§ Work required:
Find how many lines contain the word "type" and state that number alone.

* START Given records *

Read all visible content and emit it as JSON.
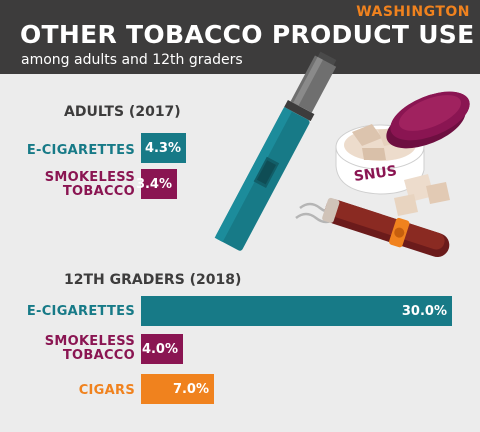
{
  "header": {
    "state": "WASHINGTON",
    "title": "OTHER TOBACCO PRODUCT USE",
    "subtitle": "among adults and 12th graders"
  },
  "illustration": {
    "snus_label": "SNUS",
    "icons": [
      "e-cigarette-icon",
      "snus-tin-icon",
      "cigar-icon"
    ]
  },
  "colors": {
    "teal": "#177a87",
    "maroon": "#8a1552",
    "orange": "#f0821e",
    "header_bg": "#3d3c3c",
    "background": "#ececec"
  },
  "chart_data": [
    {
      "type": "bar",
      "orientation": "horizontal",
      "title": "ADULTS (2017)",
      "categories": [
        "E-CIGARETTES",
        "SMOKELESS TOBACCO"
      ],
      "category_lines": [
        [
          "E-CIGARETTES"
        ],
        [
          "SMOKELESS",
          "TOBACCO"
        ]
      ],
      "values": [
        4.3,
        3.4
      ],
      "value_labels": [
        "4.3%",
        "3.4%"
      ],
      "unit": "%",
      "colors": [
        "#177a87",
        "#8a1552"
      ]
    },
    {
      "type": "bar",
      "orientation": "horizontal",
      "title": "12TH GRADERS (2018)",
      "categories": [
        "E-CIGARETTES",
        "SMOKELESS TOBACCO",
        "CIGARS"
      ],
      "category_lines": [
        [
          "E-CIGARETTES"
        ],
        [
          "SMOKELESS",
          "TOBACCO"
        ],
        [
          "CIGARS"
        ]
      ],
      "values": [
        30.0,
        4.0,
        7.0
      ],
      "value_labels": [
        "30.0%",
        "4.0%",
        "7.0%"
      ],
      "unit": "%",
      "colors": [
        "#177a87",
        "#8a1552",
        "#f0821e"
      ]
    }
  ]
}
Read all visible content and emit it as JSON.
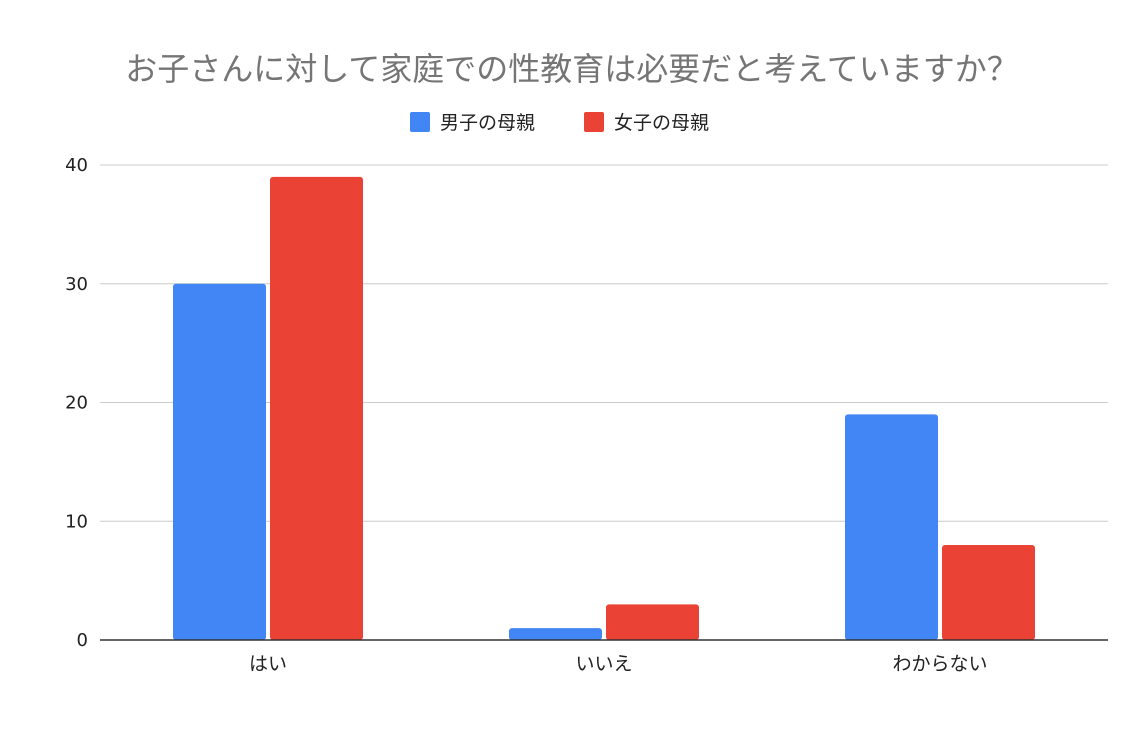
{
  "chart_data": {
    "type": "bar",
    "title": "お子さんに対して家庭での性教育は必要だと考えていますか？",
    "categories": [
      "はい",
      "いいえ",
      "わからない"
    ],
    "series": [
      {
        "name": "男子の母親",
        "color": "#4285f4",
        "values": [
          30,
          1,
          19
        ]
      },
      {
        "name": "女子の母親",
        "color": "#ea4335",
        "values": [
          39,
          3,
          8
        ]
      }
    ],
    "ylim": [
      0,
      40
    ],
    "yticks": [
      0,
      10,
      20,
      30,
      40
    ],
    "grid": true,
    "legend_position": "top-center"
  }
}
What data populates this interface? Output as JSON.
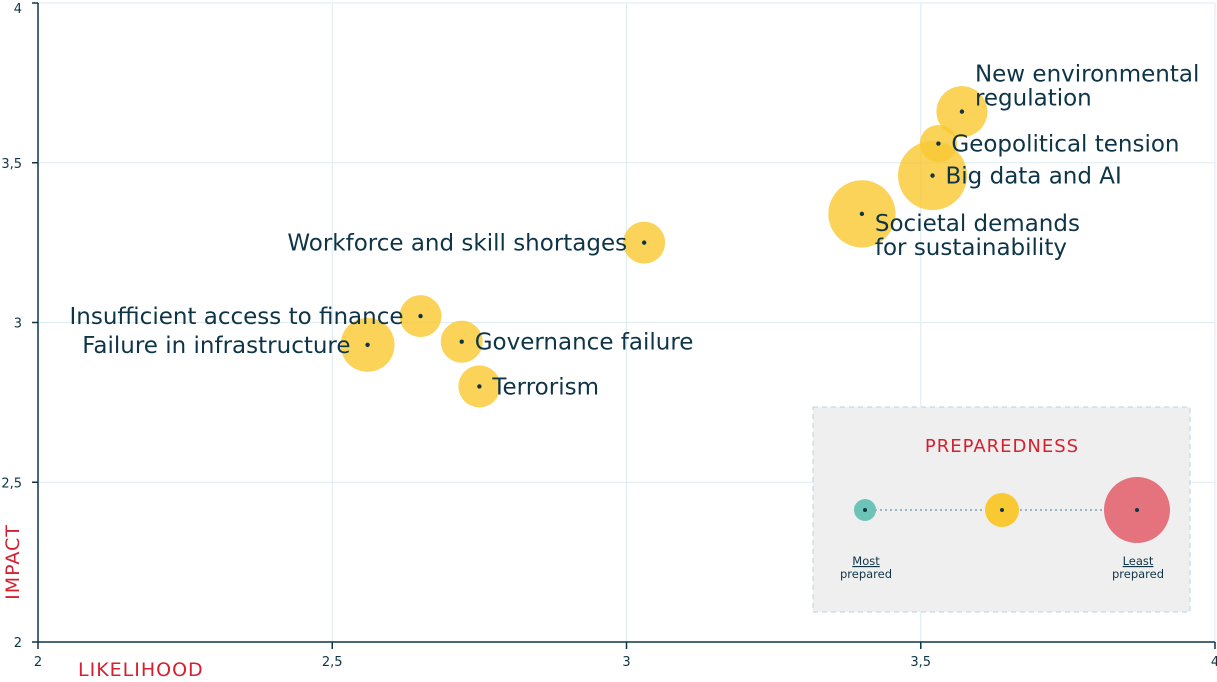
{
  "chart_data": {
    "type": "scatter",
    "xlabel": "LIKELIHOOD",
    "ylabel": "IMPACT",
    "xlim": [
      2,
      4
    ],
    "ylim": [
      2,
      4
    ],
    "xticks": [
      {
        "value": 2,
        "label": "2"
      },
      {
        "value": 2.5,
        "label": "2,5"
      },
      {
        "value": 3,
        "label": "3"
      },
      {
        "value": 3.5,
        "label": "3,5"
      },
      {
        "value": 4,
        "label": "4"
      }
    ],
    "yticks": [
      {
        "value": 2,
        "label": "2"
      },
      {
        "value": 2.5,
        "label": "2,5"
      },
      {
        "value": 3,
        "label": "3"
      },
      {
        "value": 3.5,
        "label": "3,5"
      },
      {
        "value": 4,
        "label": "4"
      }
    ],
    "grid": true,
    "colors": {
      "bubble": "#f9c933",
      "accent": "#d5202f",
      "text": "#0e3547",
      "most_prepared": "#6cc4b8",
      "least_prepared": "#e5737d"
    },
    "points": [
      {
        "label": [
          "New environmental",
          "regulation"
        ],
        "x": 3.57,
        "y": 3.66,
        "preparedness": 0.45,
        "label_side": "right"
      },
      {
        "label": [
          "Geopolitical tension"
        ],
        "x": 3.53,
        "y": 3.56,
        "preparedness": 0.22,
        "label_side": "right"
      },
      {
        "label": [
          "Big data and AI"
        ],
        "x": 3.52,
        "y": 3.46,
        "preparedness": 0.75,
        "label_side": "right"
      },
      {
        "label": [
          "Societal demands",
          "for sustainability"
        ],
        "x": 3.4,
        "y": 3.34,
        "preparedness": 0.72,
        "label_side": "right"
      },
      {
        "label": [
          "Workforce and skill shortages"
        ],
        "x": 3.03,
        "y": 3.25,
        "preparedness": 0.3,
        "label_side": "left"
      },
      {
        "label": [
          "Insufficient access to finance"
        ],
        "x": 2.65,
        "y": 3.02,
        "preparedness": 0.3,
        "label_side": "left"
      },
      {
        "label": [
          "Governance failure"
        ],
        "x": 2.72,
        "y": 2.94,
        "preparedness": 0.3,
        "label_side": "right"
      },
      {
        "label": [
          "Failure in infrastructure"
        ],
        "x": 2.56,
        "y": 2.93,
        "preparedness": 0.5,
        "label_side": "left"
      },
      {
        "label": [
          "Terrorism"
        ],
        "x": 2.75,
        "y": 2.8,
        "preparedness": 0.3,
        "label_side": "right"
      }
    ],
    "legend": {
      "title": "PREPAREDNESS",
      "placement": "bottom-right",
      "most_label": [
        "Most",
        "prepared"
      ],
      "least_label": [
        "Least",
        "prepared"
      ],
      "samples": [
        0,
        0.3,
        1
      ]
    }
  }
}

* END Given records *

§ Task solution:
4